> _WORK INSTRUCTIONS_:
Which lines in the records below hold the word "Zusammenhange"? Copy each of them.

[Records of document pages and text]
╔══

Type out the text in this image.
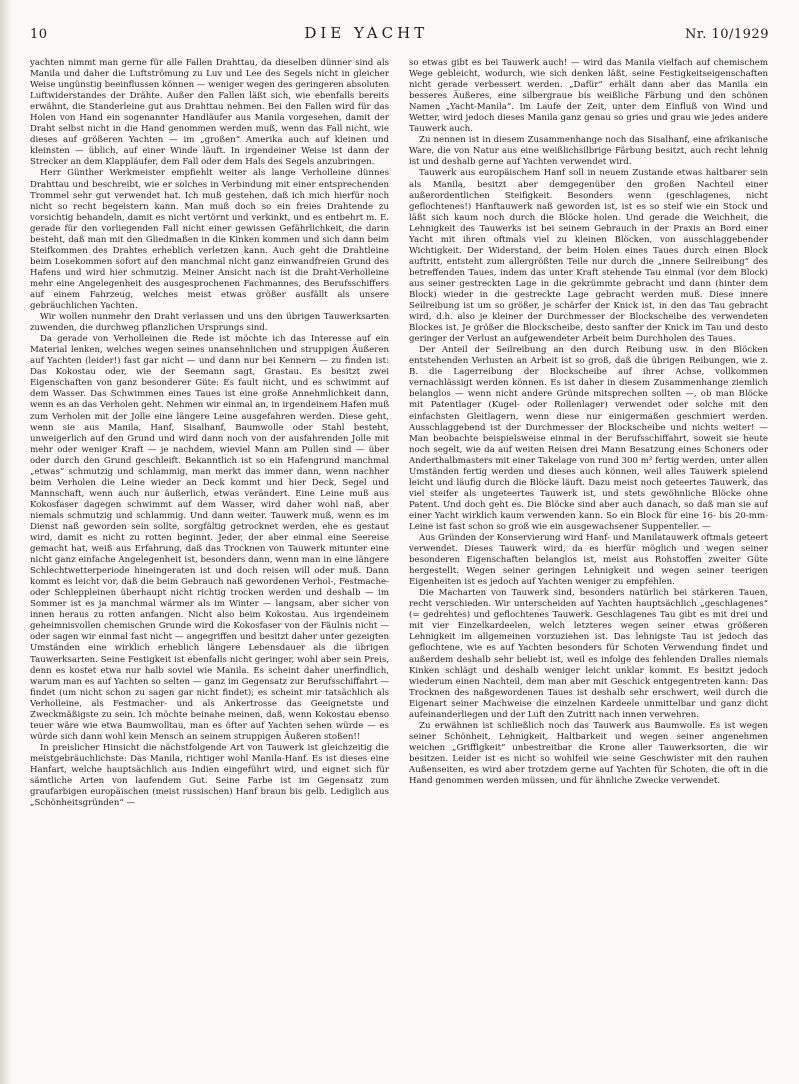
10	DIE YACHT	Nr. 10/1929

yachten nimmt man gerne für alle Fallen Drahttau, da dieselben dünner sind als Manila und daher die Luftströmung zu Luv und Lee des Segels nicht in gleicher Weise ungünstig beeinflussen können — weniger wegen des geringeren absoluten Luftwiderstandes der Drähte. Außer den Fallen läßt sich, wie ebenfalls bereits erwähnt, die Standerleine gut aus Drahttau nehmen. Bei den Fallen wird für das Holen von Hand ein sogenannter Handläufer aus Manila vorgesehen, damit der Draht selbst nicht in die Hand genommen werden muß, wenn das Fall nicht, wie dieses auf größeren Yachten — im „großen“ Amerika auch auf kleinen und kleinsten — üblich, auf einer Winde läuft. In irgendeiner Weise ist dann der Strecker an dem Klappläufer, dem Fall oder dem Hals des Segels anzubringen.

Herr Günther Werkmeister empfiehlt weiter als lange Verholleine dünnes Drahttau und beschreibt, wie er solches in Verbindung mit einer entsprechenden Trommel sehr gut verwendet hat. Ich muß gestehen, daß ich mich hierfür noch nicht so recht begeistern kann. Man muß doch so ein freies Drahtende zu vorsichtig behandeln, damit es nicht vertörnt und verkinkt, und es entbehrt m. E. gerade für den vorliegenden Fall nicht einer gewissen Gefährlichkeit, die darin besteht, daß man mit den Gliedmaßen in die Kinken kommen und sich dann beim Steifkommen des Drahtes erheblich verletzen kann. Auch geht die Drahtleine beim Losekommen sofort auf den manchmal nicht ganz einwandfreien Grund des Hafens und wird hier schmutzig. Meiner Ansicht nach ist die Draht-Verholleine mehr eine Angelegenheit des ausgesprochenen Fachmannes, des Berufsschiffers auf einem Fahrzeug, welches meist etwas größer ausfällt als unsere gebräuchlichen Yachten.

Wir wollen nunmehr den Draht verlassen und uns den übrigen Tauwerksarten zuwenden, die durchweg pflanzlichen Ursprungs sind.

Da gerade von Verholleinen die Rede ist möchte ich das Interesse auf ein Material lenken, welches wegen seines unansehnlichen und struppigen Äußeren auf Yachten (leider!) fast gar nicht — und dann nur bei Kennern — zu finden ist: Das Kokostau oder, wie der Seemann sagt, Grastau. Es besitzt zwei Eigenschaften von ganz besonderer Güte: Es fault nicht, und es schwimmt auf dem Wasser. Das Schwimmen eines Taues ist eine große Annehmlichkeit dann, wenn es an das Verholen geht. Nehmen wir einmal an, in irgendeinem Hafen muß zum Verholen mit der Jolle eine längere Leine ausgefahren werden. Diese geht, wenn sie aus Manila, Hanf, Sisalhanf, Baumwolle oder Stahl besteht, unweigerlich auf den Grund und wird dann noch von der ausfahrenden Jolle mit mehr oder weniger Kraft — je nachdem, wieviel Mann am Pullen sind — über oder durch den Grund geschleift. Bekanntlich ist so ein Hafengrund manchmal „etwas“ schmutzig und schlammig, man merkt das immer dann, wenn nachher beim Verholen die Leine wieder an Deck kommt und hier Deck, Segel und Mannschaft, wenn auch nur äußerlich, etwas verändert. Eine Leine muß aus Kokosfaser dagegen schwimmt auf dem Wasser, wird daher wohl naß, aber niemals schmutzig und schlammig. Und dann weiter. Tauwerk muß, wenn es im Dienst naß geworden sein sollte, sorgfältig getrocknet werden, ehe es gestaut wird, damit es nicht zu rotten beginnt. Jeder, der aber einmal eine Seereise gemacht hat, weiß aus Erfahrung, daß das Trocknen von Tauwerk mitunter eine nicht ganz einfache Angelegenheit ist, besonders dann, wenn man in eine längere Schlechtwetterperiode hineingeraten ist und doch reisen will oder muß. Dann kommt es leicht vor, daß die beim Gebrauch naß gewordenen Verhol-, Festmache- oder Schleppleinen überhaupt nicht richtig trocken werden und deshalb — im Sommer ist es ja manchmal wärmer als im Winter — langsam, aber sicher von innen heraus zu rotten anfangen. Nicht also beim Kokostau. Aus irgendeinem geheimnisvollen chemischen Grunde wird die Kokosfaser von der Fäulnis nicht — oder sagen wir einmal fast nicht — angegriffen und besitzt daher unter gezeigten Umständen eine wirklich erheblich längere Lebensdauer als die übrigen Tauwerksarten. Seine Festigkeit ist ebenfalls nicht geringer, wohl aber sein Preis, denn es kostet etwa nur halb soviel wie Manila. Es scheint daher unerfindlich, warum man es auf Yachten so selten — ganz im Gegensatz zur Berufsschiffahrt — findet (um nicht schon zu sagen gar nicht findet); es scheint mir tatsächlich als Verholleine, als Festmacher- und als Ankertrosse das Geeignetste und Zweckmäßigste zu sein. Ich möchte beinahe meinen, daß, wenn Kokostau ebenso teuer wäre wie etwa Baumwolltau, man es öfter auf Yachten sehen würde — es würde sich dann wohl kein Mensch an seinem struppigen Äußeren stoßen!!

In preislicher Hinsicht die nächstfolgende Art von Tauwerk ist gleichzeitig die meistgebräuchlichste: Das Manila, richtiger wohl Manila-Hanf. Es ist dieses eine Hanfart, welche hauptsächlich aus Indien eingeführt wird, und eignet sich für sämtliche Arten von laufendem Gut. Seine Farbe ist im Gegensatz zum graufarbigen europäischen (meist russischen) Hanf braun bis gelb. Lediglich aus „Schönheitsgründen“ —

so etwas gibt es bei Tauwerk auch! — wird das Manila vielfach auf chemischem Wege gebleicht, wodurch, wie sich denken läßt, seine Festigkeitseigenschaften nicht gerade verbessert werden. „Dafür“ erhält dann aber das Manila ein besseres Äußeres, eine silbergraue bis weißliche Färbung und den schönen Namen „Yacht-Manila“. Im Laufe der Zeit, unter dem Einfluß von Wind und Wetter, wird jedoch dieses Manila ganz genau so gries und grau wie jedes andere Tauwerk auch.

Zu nennen ist in diesem Zusammenhange noch das Sisalhanf, eine afrikanische Ware, die von Natur aus eine weißlichsilbrige Färbung besitzt, auch recht lehnig ist und deshalb gerne auf Yachten verwendet wird.

Tauwerk aus europäischem Hanf soll in neuem Zustande etwas haltbarer sein als Manila, besitzt aber demgegenüber den großen Nachteil einer außerordentlichen Steifigkeit. Besonders wenn (geschlagenes, nicht geflochtenes!) Hanftauwerk naß geworden ist, ist es so steif wie ein Stock und läßt sich kaum noch durch die Blöcke holen. Und gerade die Weichheit, die Lehnigkeit des Tauwerks ist bei seinem Gebrauch in der Praxis an Bord einer Yacht mit ihren oftmals viel zu kleinen Blöcken, von ausschlaggebender Wichtigkeit. Der Widerstand, der beim Holen eines Taues durch einen Block auftritt, entsteht zum allergrößten Teile nur durch die „innere Seilreibung“ des betreffenden Taues, indem das unter Kraft stehende Tau einmal (vor dem Block) aus seiner gestreckten Lage in die gekrümmte gebracht und dann (hinter dem Block) wieder in die gestreckte Lage gebracht werden muß. Diese innere Seilreibung ist um so größer, je schärfer der Knick ist, in den das Tau gebracht wird, d.h. also je kleiner der Durchmesser der Blockscheibe des verwendeten Blockes ist. Je größer die Blockscheibe, desto sanfter der Knick im Tau und desto geringer der Verlust an aufgewendeter Arbeit beim Durchholen des Taues.

Der Anteil der Seilreibung an den durch Reibung usw. in den Blöcken entstehenden Verlusten an Arbeit ist so groß, daß die übrigen Reibungen, wie z. B. die Lagerreibung der Blockscheibe auf ihrer Achse, vollkommen vernachlässigt werden können. Es ist daher in diesem Zusammenhange ziemlich belanglos — wenn nicht andere Gründe mitsprechen sollten —, ob man Blöcke mit Patentlager (Kugel- oder Rollenlager) verwendet oder solche mit den einfachsten Gleitlagern, wenn diese nur einigermaßen geschmiert werden. Ausschlaggebend ist der Durchmesser der Blockscheibe und nichts weiter! — Man beobachte beispielsweise einmal in der Berufsschiffahrt, soweit sie heute noch segelt, wie da auf weiten Reisen drei Mann Besatzung eines Schoners oder Anderthalbmasters mit einer Takelage von rund 300 m² fertig werden, unter allen Umständen fertig werden und dieses auch können, weil alles Tauwerk spielend leicht und läufig durch die Blöcke läuft. Dazu meist noch geteertes Tauwerk, das viel steifer als ungeteertes Tauwerk ist, und stets gewöhnliche Blöcke ohne Patent. Und doch geht es. Die Blöcke sind aber auch danach, so daß man sie auf einer Yacht wirklich kaum verwenden kann. So ein Block für eine 16- bis 20-mm-Leine ist fast schon so groß wie ein ausgewachsener Suppenteller. —

Aus Gründen der Konservierung wird Hanf- und Manilatauwerk oftmals geteert verwendet. Dieses Tauwerk wird, da es hierfür möglich und wegen seiner besonderen Eigenschaften belanglos ist, meist aus Rohstoffen zweiter Güte hergestellt. Wegen seiner geringen Lehnigkeit und wegen seiner teerigen Eigenheiten ist es jedoch auf Yachten weniger zu empfehlen.

Die Macharten von Tauwerk sind, besonders natürlich bei stärkeren Tauen, recht verschieden. Wir unterscheiden auf Yachten hauptsächlich „geschlagenes“ (= gedrehtes) und geflochtenes Tauwerk. Geschlagenes Tau gibt es mit drei und mit vier Einzelkardeelen, welch letzteres wegen seiner etwas größeren Lehnigkeit im allgemeinen vorzuziehen ist. Das lehnigste Tau ist jedoch das geflochtene, wie es auf Yachten besonders für Schoten Verwendung findet und außerdem deshalb sehr beliebt ist, weil es infolge des fehlenden Dralles niemals Kinken schlägt und deshalb weniger leicht unklar kommt. Es besitzt jedoch wiederum einen Nachteil, dem man aber mit Geschick entgegentreten kann: Das Trocknen des naßgewordenen Taues ist deshalb sehr erschwert, weil durch die Eigenart seiner Machweise die einzelnen Kardeele unmittelbar und ganz dicht aufeinanderliegen und der Luft den Zutritt nach innen verwehren.

Zu erwähnen ist schließlich noch das Tauwerk aus Baumwolle. Es ist wegen seiner Schönheit, Lehnigkeit, Haltbarkeit und wegen seiner angenehmen weichen „Griffigkeit“ unbestreitbar die Krone aller Tauwerksorten, die wir besitzen. Leider ist es nicht so wohlfeil wie seine Geschwister mit den rauhen Außenseiten, es wird aber trotzdem gerne auf Yachten für Schoten, die oft in die Hand genommen werden müssen, und für ähnliche Zwecke verwendet.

╚══

> _TASK RESPONSE_:
Zu nennen ist in diesem Zusammenhange noch das Sisalhanf, eine afrikanische Ware, die von Natur aus eine weißlichsilbrige Färbung besitzt, auch recht lehnig ist und deshalb gerne auf Yachten verwendet wird.
Der Anteil der Seilreibung an den durch Reibung usw. in den Blöcken entstehenden Verlusten an Arbeit ist so groß, daß die übrigen Reibungen, wie z. B. die Lagerreibung der Blockscheibe auf ihrer Achse, vollkommen vernachlässigt werden können. Es ist daher in diesem Zusammenhange ziemlich belanglos — wenn nicht andere Gründe mitsprechen sollten —, ob man Blöcke mit Patentlager (Kugel- oder Rollenlager) verwendet oder solche mit den einfachsten Gleitlagern, wenn diese nur einigermaßen geschmiert werden. Ausschlaggebend ist der Durchmesser der Blockscheibe und nichts weiter! — Man beobachte beispielsweise einmal in der Berufsschiffahrt, soweit sie heute noch segelt, wie da auf weiten Reisen drei Mann Besatzung eines Schoners oder Anderthalbmasters mit einer Takelage von rund 300 m² fertig werden, unter allen Umständen fertig werden und dieses auch können, weil alles Tauwerk spielend leicht und läufig durch die Blöcke läuft. Dazu meist noch geteertes Tauwerk, das viel steifer als ungeteertes Tauwerk ist, und stets gewöhnliche Blöcke ohne Patent. Und doch geht es. Die Blöcke sind aber auch danach, so daß man sie auf einer Yacht wirklich kaum verwenden kann. So ein Block für eine 16- bis 20-mm-Leine ist fast schon so groß wie ein ausgewachsener Suppenteller. —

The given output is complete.